Extracted data entries:
— START —
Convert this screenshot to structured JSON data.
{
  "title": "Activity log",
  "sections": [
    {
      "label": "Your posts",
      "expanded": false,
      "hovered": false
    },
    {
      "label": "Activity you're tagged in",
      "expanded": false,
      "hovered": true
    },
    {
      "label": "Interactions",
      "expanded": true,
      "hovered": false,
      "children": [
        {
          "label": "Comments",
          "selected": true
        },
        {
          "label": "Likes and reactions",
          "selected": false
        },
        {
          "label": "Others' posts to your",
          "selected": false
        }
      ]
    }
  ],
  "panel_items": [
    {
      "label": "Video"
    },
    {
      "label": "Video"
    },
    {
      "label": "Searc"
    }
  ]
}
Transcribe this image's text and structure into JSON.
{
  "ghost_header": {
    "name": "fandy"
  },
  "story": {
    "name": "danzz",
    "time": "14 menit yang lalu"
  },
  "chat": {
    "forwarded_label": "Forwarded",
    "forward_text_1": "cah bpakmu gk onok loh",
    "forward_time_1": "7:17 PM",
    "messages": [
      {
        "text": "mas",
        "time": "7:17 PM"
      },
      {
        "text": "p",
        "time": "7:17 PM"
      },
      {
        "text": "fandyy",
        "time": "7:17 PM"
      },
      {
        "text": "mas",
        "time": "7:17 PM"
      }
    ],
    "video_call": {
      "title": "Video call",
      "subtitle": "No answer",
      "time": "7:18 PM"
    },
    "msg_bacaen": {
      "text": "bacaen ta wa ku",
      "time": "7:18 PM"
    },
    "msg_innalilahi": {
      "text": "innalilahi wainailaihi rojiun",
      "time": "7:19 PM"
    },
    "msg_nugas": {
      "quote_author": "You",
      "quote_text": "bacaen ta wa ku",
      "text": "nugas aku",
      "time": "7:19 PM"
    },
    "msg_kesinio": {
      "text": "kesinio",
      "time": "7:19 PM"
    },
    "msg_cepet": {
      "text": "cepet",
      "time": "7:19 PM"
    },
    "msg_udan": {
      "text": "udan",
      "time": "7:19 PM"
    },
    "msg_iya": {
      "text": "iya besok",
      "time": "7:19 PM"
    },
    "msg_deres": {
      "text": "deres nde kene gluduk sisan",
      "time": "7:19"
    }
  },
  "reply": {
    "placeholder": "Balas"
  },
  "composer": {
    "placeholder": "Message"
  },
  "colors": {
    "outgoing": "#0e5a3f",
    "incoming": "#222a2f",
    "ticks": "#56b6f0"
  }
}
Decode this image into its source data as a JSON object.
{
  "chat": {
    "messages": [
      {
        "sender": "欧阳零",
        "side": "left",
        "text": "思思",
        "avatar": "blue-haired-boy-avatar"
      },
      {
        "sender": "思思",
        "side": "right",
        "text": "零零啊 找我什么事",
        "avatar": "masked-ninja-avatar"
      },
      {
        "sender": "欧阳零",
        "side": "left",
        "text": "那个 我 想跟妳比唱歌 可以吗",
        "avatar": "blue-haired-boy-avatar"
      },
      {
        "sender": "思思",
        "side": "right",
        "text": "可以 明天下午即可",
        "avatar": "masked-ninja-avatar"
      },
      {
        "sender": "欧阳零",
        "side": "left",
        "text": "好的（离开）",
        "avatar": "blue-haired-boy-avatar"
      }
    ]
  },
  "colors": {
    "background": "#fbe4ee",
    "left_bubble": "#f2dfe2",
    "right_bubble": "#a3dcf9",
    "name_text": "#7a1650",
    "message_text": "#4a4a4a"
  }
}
— END —
TASK DETAILS —
From the first line to the last, retype the data exactly.

FULL ANSWER —
Convert this screenshot to structured JSON data.
{
  "title": "Activity log",
  "sections": [
    {
      "label": "Your posts",
      "expanded": false,
      "hovered": false
    },
    {
      "label": "Activity you're tagged in",
      "expanded": false,
      "hovered": true
    },
    {
      "label": "Interactions",
      "expanded": true,
      "hovered": false,
      "children": [
        {
          "label": "Comments",
          "selected": true
        },
        {
          "label": "Likes and reactions",
          "selected": false
        },
        {
          "label": "Others' posts to your",
          "selected": false
        }
      ]
    }
  ],
  "panel_items": [
    {
      "label": "Video"
    },
    {
      "label": "Video"
    },
    {
      "label": "Searc"
    }
  ]
}
Transcribe this image's text and structure into JSON.
{
  "ghost_header": {
    "name": "fandy"
  },
  "story": {
    "name": "danzz",
    "time": "14 menit yang lalu"
  },
  "chat": {
    "forwarded_label": "Forwarded",
    "forward_text_1": "cah bpakmu gk onok loh",
    "forward_time_1": "7:17 PM",
    "messages": [
      {
        "text": "mas",
        "time": "7:17 PM"
      },
      {
        "text": "p",
        "time": "7:17 PM"
      },
      {
        "text": "fandyy",
        "time": "7:17 PM"
      },
      {
        "text": "mas",
        "time": "7:17 PM"
      }
    ],
    "video_call": {
      "title": "Video call",
      "subtitle": "No answer",
      "time": "7:18 PM"
    },
    "msg_bacaen": {
      "text": "bacaen ta wa ku",
      "time": "7:18 PM"
    },
    "msg_innalilahi": {
      "text": "innalilahi wainailaihi rojiun",
      "time": "7:19 PM"
    },
    "msg_nugas": {
      "quote_author": "You",
      "quote_text": "bacaen ta wa ku",
      "text": "nugas aku",
      "time": "7:19 PM"
    },
    "msg_kesinio": {
      "text": "kesinio",
      "time": "7:19 PM"
    },
    "msg_cepet": {
      "text": "cepet",
      "time": "7:19 PM"
    },
    "msg_udan": {
      "text": "udan",
      "time": "7:19 PM"
    },
    "msg_iya": {
      "text": "iya besok",
      "time": "7:19 PM"
    },
    "msg_deres": {
      "text": "deres nde kene gluduk sisan",
      "time": "7:19"
    }
  },
  "reply": {
    "placeholder": "Balas"
  },
  "composer": {
    "placeholder": "Message"
  },
  "colors": {
    "outgoing": "#0e5a3f",
    "incoming": "#222a2f",
    "ticks": "#56b6f0"
  }
}
Decode this image into its source data as a JSON object.
{
  "chat": {
    "messages": [
      {
        "sender": "欧阳零",
        "side": "left",
        "text": "思思",
        "avatar": "blue-haired-boy-avatar"
      },
      {
        "sender": "思思",
        "side": "right",
        "text": "零零啊 找我什么事",
        "avatar": "masked-ninja-avatar"
      },
      {
        "sender": "欧阳零",
        "side": "left",
        "text": "那个 我 想跟妳比唱歌 可以吗",
        "avatar": "blue-haired-boy-avatar"
      },
      {
        "sender": "思思",
        "side": "right",
        "text": "可以 明天下午即可",
        "avatar": "masked-ninja-avatar"
      },
      {
        "sender": "欧阳零",
        "side": "left",
        "text": "好的（离开）",
        "avatar": "blue-haired-boy-avatar"
      }
    ]
  },
  "colors": {
    "background": "#fbe4ee",
    "left_bubble": "#f2dfe2",
    "right_bubble": "#a3dcf9",
    "name_text": "#7a1650",
    "message_text": "#4a4a4a"
  }
}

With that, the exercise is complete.